_WORK TO BE COMPLETED_
Retype each record shown below, leaving every character as it is.

_RECORDS SUPPLIED_
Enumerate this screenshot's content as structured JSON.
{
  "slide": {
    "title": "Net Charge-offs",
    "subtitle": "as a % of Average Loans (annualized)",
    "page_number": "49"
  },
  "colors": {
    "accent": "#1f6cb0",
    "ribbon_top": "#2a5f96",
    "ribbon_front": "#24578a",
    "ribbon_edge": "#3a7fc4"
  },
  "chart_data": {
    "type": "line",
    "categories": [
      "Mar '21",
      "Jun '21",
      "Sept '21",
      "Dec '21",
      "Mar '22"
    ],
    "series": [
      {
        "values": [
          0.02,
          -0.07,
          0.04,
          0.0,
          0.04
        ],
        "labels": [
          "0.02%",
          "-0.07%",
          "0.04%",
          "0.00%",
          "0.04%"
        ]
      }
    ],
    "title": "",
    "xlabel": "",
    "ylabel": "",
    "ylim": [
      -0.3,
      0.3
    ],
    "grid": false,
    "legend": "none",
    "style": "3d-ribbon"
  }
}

_SOLUTION TO THIS EXERCISE_
Enumerate this screenshot's content as structured JSON.
{
  "slide": {
    "title": "Net Charge-offs",
    "subtitle": "as a % of Average Loans (annualized)",
    "page_number": "49"
  },
  "colors": {
    "accent": "#1f6cb0",
    "ribbon_top": "#2a5f96",
    "ribbon_front": "#24578a",
    "ribbon_edge": "#3a7fc4"
  },
  "chart_data": {
    "type": "line",
    "categories": [
      "Mar '21",
      "Jun '21",
      "Sept '21",
      "Dec '21",
      "Mar '22"
    ],
    "series": [
      {
        "values": [
          0.02,
          -0.07,
          0.04,
          0.0,
          0.04
        ],
        "labels": [
          "0.02%",
          "-0.07%",
          "0.04%",
          "0.00%",
          "0.04%"
        ]
      }
    ],
    "title": "",
    "xlabel": "",
    "ylabel": "",
    "ylim": [
      -0.3,
      0.3
    ],
    "grid": false,
    "legend": "none",
    "style": "3d-ribbon"
  }
}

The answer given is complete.